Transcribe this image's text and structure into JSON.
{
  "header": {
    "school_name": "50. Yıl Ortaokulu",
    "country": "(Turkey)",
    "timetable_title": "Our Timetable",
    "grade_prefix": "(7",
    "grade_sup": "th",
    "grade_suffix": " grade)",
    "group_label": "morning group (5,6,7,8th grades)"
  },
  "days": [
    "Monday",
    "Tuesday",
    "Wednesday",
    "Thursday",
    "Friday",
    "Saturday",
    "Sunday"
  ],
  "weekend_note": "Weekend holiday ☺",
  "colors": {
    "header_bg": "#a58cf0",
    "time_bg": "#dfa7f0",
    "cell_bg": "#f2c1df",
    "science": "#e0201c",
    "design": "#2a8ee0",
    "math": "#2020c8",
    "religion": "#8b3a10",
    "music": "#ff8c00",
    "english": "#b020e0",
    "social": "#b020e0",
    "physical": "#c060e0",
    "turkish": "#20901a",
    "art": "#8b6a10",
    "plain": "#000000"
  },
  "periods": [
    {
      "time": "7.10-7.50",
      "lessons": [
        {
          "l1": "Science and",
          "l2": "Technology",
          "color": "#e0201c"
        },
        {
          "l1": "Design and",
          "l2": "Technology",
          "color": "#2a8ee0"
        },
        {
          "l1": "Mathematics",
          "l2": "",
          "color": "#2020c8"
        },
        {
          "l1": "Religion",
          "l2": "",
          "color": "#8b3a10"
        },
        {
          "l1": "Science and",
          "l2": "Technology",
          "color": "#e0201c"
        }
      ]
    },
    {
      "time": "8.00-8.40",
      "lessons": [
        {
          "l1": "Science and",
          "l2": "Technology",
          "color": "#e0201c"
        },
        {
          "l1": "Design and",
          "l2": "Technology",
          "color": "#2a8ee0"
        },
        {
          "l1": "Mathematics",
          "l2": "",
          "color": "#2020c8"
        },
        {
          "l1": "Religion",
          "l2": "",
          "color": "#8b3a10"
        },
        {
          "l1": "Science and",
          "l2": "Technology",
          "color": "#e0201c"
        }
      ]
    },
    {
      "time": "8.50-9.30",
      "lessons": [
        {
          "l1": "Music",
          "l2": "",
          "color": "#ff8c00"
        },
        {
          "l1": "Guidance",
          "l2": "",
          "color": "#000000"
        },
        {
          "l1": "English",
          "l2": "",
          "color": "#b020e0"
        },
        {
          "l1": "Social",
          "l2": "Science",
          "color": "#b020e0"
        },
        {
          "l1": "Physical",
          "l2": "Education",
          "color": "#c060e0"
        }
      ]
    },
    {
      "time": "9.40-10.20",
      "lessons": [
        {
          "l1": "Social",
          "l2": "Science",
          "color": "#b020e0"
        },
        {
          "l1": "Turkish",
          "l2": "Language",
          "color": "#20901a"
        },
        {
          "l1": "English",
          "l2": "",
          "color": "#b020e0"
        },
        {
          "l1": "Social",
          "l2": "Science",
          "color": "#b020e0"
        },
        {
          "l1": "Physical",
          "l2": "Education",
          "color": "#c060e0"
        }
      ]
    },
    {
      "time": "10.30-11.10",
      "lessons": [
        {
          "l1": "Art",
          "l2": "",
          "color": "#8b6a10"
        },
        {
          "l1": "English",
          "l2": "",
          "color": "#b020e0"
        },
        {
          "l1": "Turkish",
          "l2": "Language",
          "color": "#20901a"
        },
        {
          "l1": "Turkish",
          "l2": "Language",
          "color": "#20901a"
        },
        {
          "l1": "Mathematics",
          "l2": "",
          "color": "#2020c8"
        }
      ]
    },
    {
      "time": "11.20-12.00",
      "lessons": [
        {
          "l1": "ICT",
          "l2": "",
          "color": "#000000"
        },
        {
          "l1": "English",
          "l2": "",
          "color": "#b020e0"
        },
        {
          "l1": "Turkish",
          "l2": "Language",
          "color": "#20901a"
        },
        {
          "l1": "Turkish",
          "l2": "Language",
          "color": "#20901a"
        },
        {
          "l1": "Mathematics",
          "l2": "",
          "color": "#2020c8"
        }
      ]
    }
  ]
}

Directive » Extract the full listing above without altering anything.

Result of the task »
Transcribe this image's text and structure into JSON.
{
  "header": {
    "school_name": "50. Yıl Ortaokulu",
    "country": "(Turkey)",
    "timetable_title": "Our Timetable",
    "grade_prefix": "(7",
    "grade_sup": "th",
    "grade_suffix": " grade)",
    "group_label": "morning group (5,6,7,8th grades)"
  },
  "days": [
    "Monday",
    "Tuesday",
    "Wednesday",
    "Thursday",
    "Friday",
    "Saturday",
    "Sunday"
  ],
  "weekend_note": "Weekend holiday ☺",
  "colors": {
    "header_bg": "#a58cf0",
    "time_bg": "#dfa7f0",
    "cell_bg": "#f2c1df",
    "science": "#e0201c",
    "design": "#2a8ee0",
    "math": "#2020c8",
    "religion": "#8b3a10",
    "music": "#ff8c00",
    "english": "#b020e0",
    "social": "#b020e0",
    "physical": "#c060e0",
    "turkish": "#20901a",
    "art": "#8b6a10",
    "plain": "#000000"
  },
  "periods": [
    {
      "time": "7.10-7.50",
      "lessons": [
        {
          "l1": "Science and",
          "l2": "Technology",
          "color": "#e0201c"
        },
        {
          "l1": "Design and",
          "l2": "Technology",
          "color": "#2a8ee0"
        },
        {
          "l1": "Mathematics",
          "l2": "",
          "color": "#2020c8"
        },
        {
          "l1": "Religion",
          "l2": "",
          "color": "#8b3a10"
        },
        {
          "l1": "Science and",
          "l2": "Technology",
          "color": "#e0201c"
        }
      ]
    },
    {
      "time": "8.00-8.40",
      "lessons": [
        {
          "l1": "Science and",
          "l2": "Technology",
          "color": "#e0201c"
        },
        {
          "l1": "Design and",
          "l2": "Technology",
          "color": "#2a8ee0"
        },
        {
          "l1": "Mathematics",
          "l2": "",
          "color": "#2020c8"
        },
        {
          "l1": "Religion",
          "l2": "",
          "color": "#8b3a10"
        },
        {
          "l1": "Science and",
          "l2": "Technology",
          "color": "#e0201c"
        }
      ]
    },
    {
      "time": "8.50-9.30",
      "lessons": [
        {
          "l1": "Music",
          "l2": "",
          "color": "#ff8c00"
        },
        {
          "l1": "Guidance",
          "l2": "",
          "color": "#000000"
        },
        {
          "l1": "English",
          "l2": "",
          "color": "#b020e0"
        },
        {
          "l1": "Social",
          "l2": "Science",
          "color": "#b020e0"
        },
        {
          "l1": "Physical",
          "l2": "Education",
          "color": "#c060e0"
        }
      ]
    },
    {
      "time": "9.40-10.20",
      "lessons": [
        {
          "l1": "Social",
          "l2": "Science",
          "color": "#b020e0"
        },
        {
          "l1": "Turkish",
          "l2": "Language",
          "color": "#20901a"
        },
        {
          "l1": "English",
          "l2": "",
          "color": "#b020e0"
        },
        {
          "l1": "Social",
          "l2": "Science",
          "color": "#b020e0"
        },
        {
          "l1": "Physical",
          "l2": "Education",
          "color": "#c060e0"
        }
      ]
    },
    {
      "time": "10.30-11.10",
      "lessons": [
        {
          "l1": "Art",
          "l2": "",
          "color": "#8b6a10"
        },
        {
          "l1": "English",
          "l2": "",
          "color": "#b020e0"
        },
        {
          "l1": "Turkish",
          "l2": "Language",
          "color": "#20901a"
        },
        {
          "l1": "Turkish",
          "l2": "Language",
          "color": "#20901a"
        },
        {
          "l1": "Mathematics",
          "l2": "",
          "color": "#2020c8"
        }
      ]
    },
    {
      "time": "11.20-12.00",
      "lessons": [
        {
          "l1": "ICT",
          "l2": "",
          "color": "#000000"
        },
        {
          "l1": "English",
          "l2": "",
          "color": "#b020e0"
        },
        {
          "l1": "Turkish",
          "l2": "Language",
          "color": "#20901a"
        },
        {
          "l1": "Turkish",
          "l2": "Language",
          "color": "#20901a"
        },
        {
          "l1": "Mathematics",
          "l2": "",
          "color": "#2020c8"
        }
      ]
    }
  ]
}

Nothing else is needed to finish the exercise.